INSTRUCTIONS FOR THE TASK: Say how many lines of these entries include the word "Partition", and answer with the number alone.
───── DATA SHOWN ─────
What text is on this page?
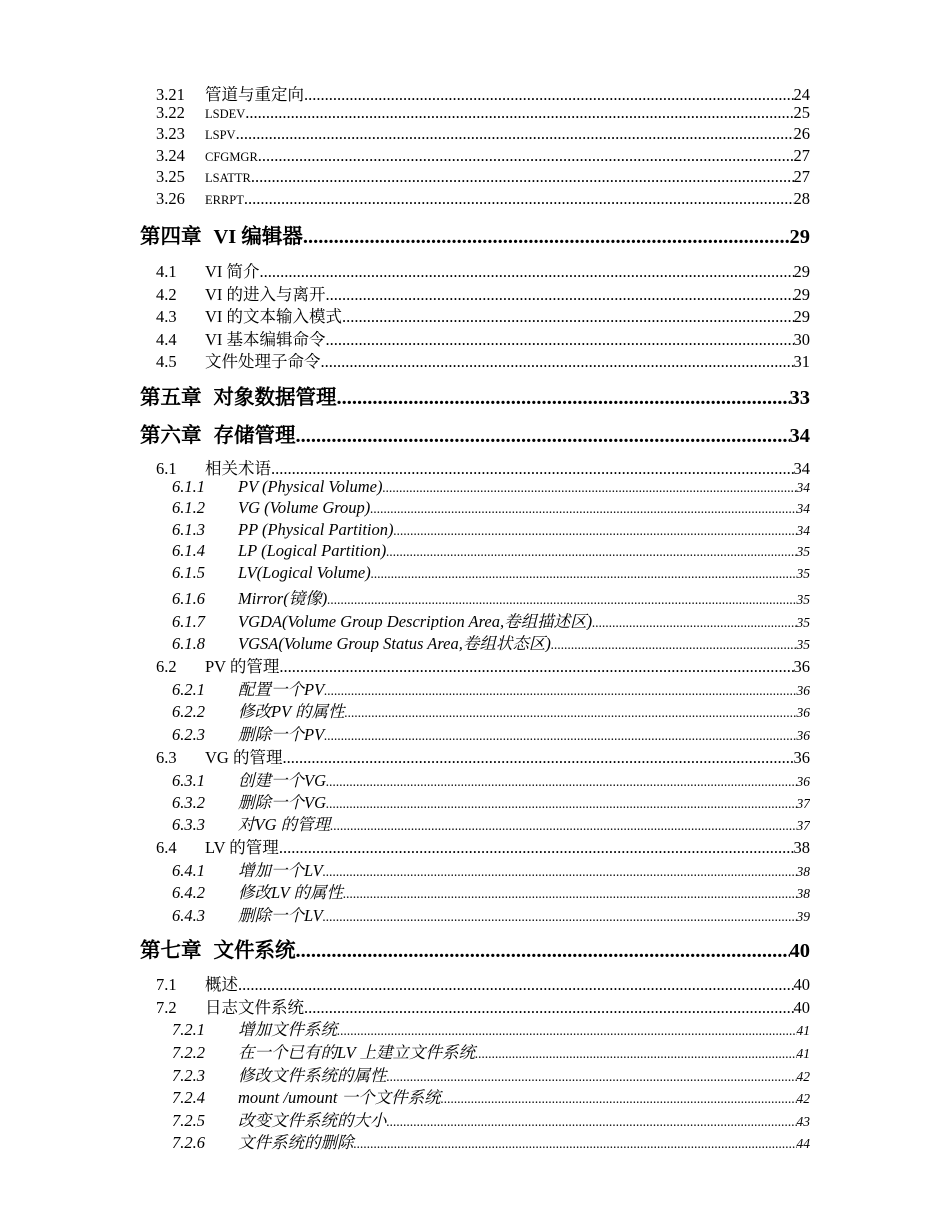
3.21	管道与重定向 .....	24
3.22	LSDEV .....	25
3.23	LSPV .....	26
3.24	CFGMGR .....	27
3.25	LSATTR .....	27
3.26	ERRPT .....	28
第四章 VI 编辑器 .....	29
4.1	VI 简介 .....	29
4.2	VI 的进入与离开 .....	29
4.3	VI 的文本输入模式 .....	29
4.4	VI 基本编辑命令 .....	30
4.5	文件处理子命令 .....	31
第五章 对象数据管理 .....	33
第六章 存储管理 .....	34
6.1	相关术语 .....	34
6.1.1	PV (Physical Volume) .....	34
6.1.2	VG (Volume Group) .....	34
6.1.3	PP (Physical Partition) .....	34
6.1.4	LP (Logical Partition) .....	35
6.1.5	LV(Logical Volume) .....	35
6.1.6	Mirror(镜像) .....	35
6.1.7	VGDA(Volume Group Description Area,卷组描述区) .....	35
6.1.8	VGSA(Volume Group Status Area,卷组状态区) .....	35
6.2	PV 的管理 .....	36
6.2.1	配置一个PV .....	36
6.2.2	修改PV 的属性 .....	36
6.2.3	删除一个PV .....	36
6.3	VG 的管理 .....	36
6.3.1	创建一个VG .....	36
6.3.2	删除一个VG .....	37
6.3.3	对VG 的管理 .....	37
6.4	LV 的管理 .....	38
6.4.1	增加一个LV .....	38
6.4.2	修改LV 的属性 .....	38
6.4.3	删除一个LV .....	39
第七章 文件系统 .....	40
7.1	概述 .....	40
7.2	日志文件系统 .....	40
7.2.1	增加文件系统 .....	41
7.2.2	在一个已有的LV 上建立文件系统 .....	41
7.2.3	修改文件系统的属性 .....	42
7.2.4	mount /umount 一个文件系统 .....	42
7.2.5	改变文件系统的大小 .....	43
7.2.6	文件系统的删除 .....	44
─────
ANSWER TO THE TASK: 2